EXCERPTED DATA:
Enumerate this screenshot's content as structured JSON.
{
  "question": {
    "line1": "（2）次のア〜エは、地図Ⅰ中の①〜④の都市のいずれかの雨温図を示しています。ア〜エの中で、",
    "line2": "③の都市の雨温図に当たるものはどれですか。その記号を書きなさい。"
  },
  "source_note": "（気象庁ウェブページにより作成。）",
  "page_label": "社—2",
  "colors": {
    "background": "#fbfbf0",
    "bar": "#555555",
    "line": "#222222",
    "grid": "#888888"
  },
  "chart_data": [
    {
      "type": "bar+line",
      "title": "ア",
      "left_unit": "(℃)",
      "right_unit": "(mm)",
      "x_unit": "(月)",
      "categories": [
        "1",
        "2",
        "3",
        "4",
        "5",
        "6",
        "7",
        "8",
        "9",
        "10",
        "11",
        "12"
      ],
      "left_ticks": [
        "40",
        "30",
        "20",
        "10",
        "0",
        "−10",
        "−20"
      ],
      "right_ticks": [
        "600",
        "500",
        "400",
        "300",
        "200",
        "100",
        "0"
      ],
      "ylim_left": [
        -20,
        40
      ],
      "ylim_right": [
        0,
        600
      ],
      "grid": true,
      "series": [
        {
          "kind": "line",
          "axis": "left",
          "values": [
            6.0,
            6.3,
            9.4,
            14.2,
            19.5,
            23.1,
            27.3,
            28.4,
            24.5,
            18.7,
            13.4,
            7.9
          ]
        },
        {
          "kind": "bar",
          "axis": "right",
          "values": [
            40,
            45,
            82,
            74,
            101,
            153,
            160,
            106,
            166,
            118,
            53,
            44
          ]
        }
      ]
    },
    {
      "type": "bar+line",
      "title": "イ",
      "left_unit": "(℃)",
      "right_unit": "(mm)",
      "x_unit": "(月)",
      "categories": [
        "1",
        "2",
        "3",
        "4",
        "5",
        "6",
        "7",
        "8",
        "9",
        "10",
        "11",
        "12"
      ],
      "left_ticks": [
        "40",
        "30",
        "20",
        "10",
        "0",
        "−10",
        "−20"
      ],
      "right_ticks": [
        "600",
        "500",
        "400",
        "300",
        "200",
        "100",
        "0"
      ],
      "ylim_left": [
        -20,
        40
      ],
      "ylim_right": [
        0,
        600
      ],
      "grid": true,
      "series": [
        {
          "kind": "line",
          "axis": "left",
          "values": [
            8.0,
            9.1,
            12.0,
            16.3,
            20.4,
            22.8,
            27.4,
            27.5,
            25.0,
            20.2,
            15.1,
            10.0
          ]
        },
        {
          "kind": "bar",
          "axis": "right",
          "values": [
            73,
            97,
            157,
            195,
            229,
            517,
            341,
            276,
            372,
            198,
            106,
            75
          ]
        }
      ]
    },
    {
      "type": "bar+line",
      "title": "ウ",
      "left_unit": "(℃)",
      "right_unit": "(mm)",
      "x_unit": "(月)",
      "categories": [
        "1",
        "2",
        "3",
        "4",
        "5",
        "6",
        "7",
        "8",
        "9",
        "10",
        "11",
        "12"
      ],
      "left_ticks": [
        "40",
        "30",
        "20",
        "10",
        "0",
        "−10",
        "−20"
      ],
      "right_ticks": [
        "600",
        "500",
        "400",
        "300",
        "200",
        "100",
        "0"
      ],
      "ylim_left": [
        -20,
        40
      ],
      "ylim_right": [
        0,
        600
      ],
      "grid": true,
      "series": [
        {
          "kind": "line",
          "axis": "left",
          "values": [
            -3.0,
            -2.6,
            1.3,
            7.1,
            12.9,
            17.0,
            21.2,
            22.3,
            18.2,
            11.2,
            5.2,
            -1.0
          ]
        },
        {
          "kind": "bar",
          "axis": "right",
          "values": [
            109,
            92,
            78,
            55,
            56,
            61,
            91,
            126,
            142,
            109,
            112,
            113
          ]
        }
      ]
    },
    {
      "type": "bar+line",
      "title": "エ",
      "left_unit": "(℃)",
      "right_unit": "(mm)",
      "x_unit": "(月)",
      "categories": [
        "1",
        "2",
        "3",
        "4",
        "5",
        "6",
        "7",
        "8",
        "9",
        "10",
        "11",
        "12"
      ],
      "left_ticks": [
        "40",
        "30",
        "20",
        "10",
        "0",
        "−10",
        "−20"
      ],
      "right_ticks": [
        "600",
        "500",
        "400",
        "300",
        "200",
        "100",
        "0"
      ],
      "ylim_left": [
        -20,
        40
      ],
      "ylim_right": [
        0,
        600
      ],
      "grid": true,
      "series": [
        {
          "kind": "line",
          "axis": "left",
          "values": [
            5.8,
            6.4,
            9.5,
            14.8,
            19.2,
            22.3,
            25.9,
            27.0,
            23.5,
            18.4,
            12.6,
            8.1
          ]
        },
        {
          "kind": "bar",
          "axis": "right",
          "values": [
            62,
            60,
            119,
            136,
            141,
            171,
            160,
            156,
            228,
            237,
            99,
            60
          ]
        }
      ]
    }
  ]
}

OBJECTIVE:
All of the material above needs to be copied exactly.

REPLY:
Enumerate this screenshot's content as structured JSON.
{
  "question": {
    "line1": "（2）次のア〜エは、地図Ⅰ中の①〜④の都市のいずれかの雨温図を示しています。ア〜エの中で、",
    "line2": "③の都市の雨温図に当たるものはどれですか。その記号を書きなさい。"
  },
  "source_note": "（気象庁ウェブページにより作成。）",
  "page_label": "社—2",
  "colors": {
    "background": "#fbfbf0",
    "bar": "#555555",
    "line": "#222222",
    "grid": "#888888"
  },
  "chart_data": [
    {
      "type": "bar+line",
      "title": "ア",
      "left_unit": "(℃)",
      "right_unit": "(mm)",
      "x_unit": "(月)",
      "categories": [
        "1",
        "2",
        "3",
        "4",
        "5",
        "6",
        "7",
        "8",
        "9",
        "10",
        "11",
        "12"
      ],
      "left_ticks": [
        "40",
        "30",
        "20",
        "10",
        "0",
        "−10",
        "−20"
      ],
      "right_ticks": [
        "600",
        "500",
        "400",
        "300",
        "200",
        "100",
        "0"
      ],
      "ylim_left": [
        -20,
        40
      ],
      "ylim_right": [
        0,
        600
      ],
      "grid": true,
      "series": [
        {
          "kind": "line",
          "axis": "left",
          "values": [
            6.0,
            6.3,
            9.4,
            14.2,
            19.5,
            23.1,
            27.3,
            28.4,
            24.5,
            18.7,
            13.4,
            7.9
          ]
        },
        {
          "kind": "bar",
          "axis": "right",
          "values": [
            40,
            45,
            82,
            74,
            101,
            153,
            160,
            106,
            166,
            118,
            53,
            44
          ]
        }
      ]
    },
    {
      "type": "bar+line",
      "title": "イ",
      "left_unit": "(℃)",
      "right_unit": "(mm)",
      "x_unit": "(月)",
      "categories": [
        "1",
        "2",
        "3",
        "4",
        "5",
        "6",
        "7",
        "8",
        "9",
        "10",
        "11",
        "12"
      ],
      "left_ticks": [
        "40",
        "30",
        "20",
        "10",
        "0",
        "−10",
        "−20"
      ],
      "right_ticks": [
        "600",
        "500",
        "400",
        "300",
        "200",
        "100",
        "0"
      ],
      "ylim_left": [
        -20,
        40
      ],
      "ylim_right": [
        0,
        600
      ],
      "grid": true,
      "series": [
        {
          "kind": "line",
          "axis": "left",
          "values": [
            8.0,
            9.1,
            12.0,
            16.3,
            20.4,
            22.8,
            27.4,
            27.5,
            25.0,
            20.2,
            15.1,
            10.0
          ]
        },
        {
          "kind": "bar",
          "axis": "right",
          "values": [
            73,
            97,
            157,
            195,
            229,
            517,
            341,
            276,
            372,
            198,
            106,
            75
          ]
        }
      ]
    },
    {
      "type": "bar+line",
      "title": "ウ",
      "left_unit": "(℃)",
      "right_unit": "(mm)",
      "x_unit": "(月)",
      "categories": [
        "1",
        "2",
        "3",
        "4",
        "5",
        "6",
        "7",
        "8",
        "9",
        "10",
        "11",
        "12"
      ],
      "left_ticks": [
        "40",
        "30",
        "20",
        "10",
        "0",
        "−10",
        "−20"
      ],
      "right_ticks": [
        "600",
        "500",
        "400",
        "300",
        "200",
        "100",
        "0"
      ],
      "ylim_left": [
        -20,
        40
      ],
      "ylim_right": [
        0,
        600
      ],
      "grid": true,
      "series": [
        {
          "kind": "line",
          "axis": "left",
          "values": [
            -3.0,
            -2.6,
            1.3,
            7.1,
            12.9,
            17.0,
            21.2,
            22.3,
            18.2,
            11.2,
            5.2,
            -1.0
          ]
        },
        {
          "kind": "bar",
          "axis": "right",
          "values": [
            109,
            92,
            78,
            55,
            56,
            61,
            91,
            126,
            142,
            109,
            112,
            113
          ]
        }
      ]
    },
    {
      "type": "bar+line",
      "title": "エ",
      "left_unit": "(℃)",
      "right_unit": "(mm)",
      "x_unit": "(月)",
      "categories": [
        "1",
        "2",
        "3",
        "4",
        "5",
        "6",
        "7",
        "8",
        "9",
        "10",
        "11",
        "12"
      ],
      "left_ticks": [
        "40",
        "30",
        "20",
        "10",
        "0",
        "−10",
        "−20"
      ],
      "right_ticks": [
        "600",
        "500",
        "400",
        "300",
        "200",
        "100",
        "0"
      ],
      "ylim_left": [
        -20,
        40
      ],
      "ylim_right": [
        0,
        600
      ],
      "grid": true,
      "series": [
        {
          "kind": "line",
          "axis": "left",
          "values": [
            5.8,
            6.4,
            9.5,
            14.8,
            19.2,
            22.3,
            25.9,
            27.0,
            23.5,
            18.4,
            12.6,
            8.1
          ]
        },
        {
          "kind": "bar",
          "axis": "right",
          "values": [
            62,
            60,
            119,
            136,
            141,
            171,
            160,
            156,
            228,
            237,
            99,
            60
          ]
        }
      ]
    }
  ]
}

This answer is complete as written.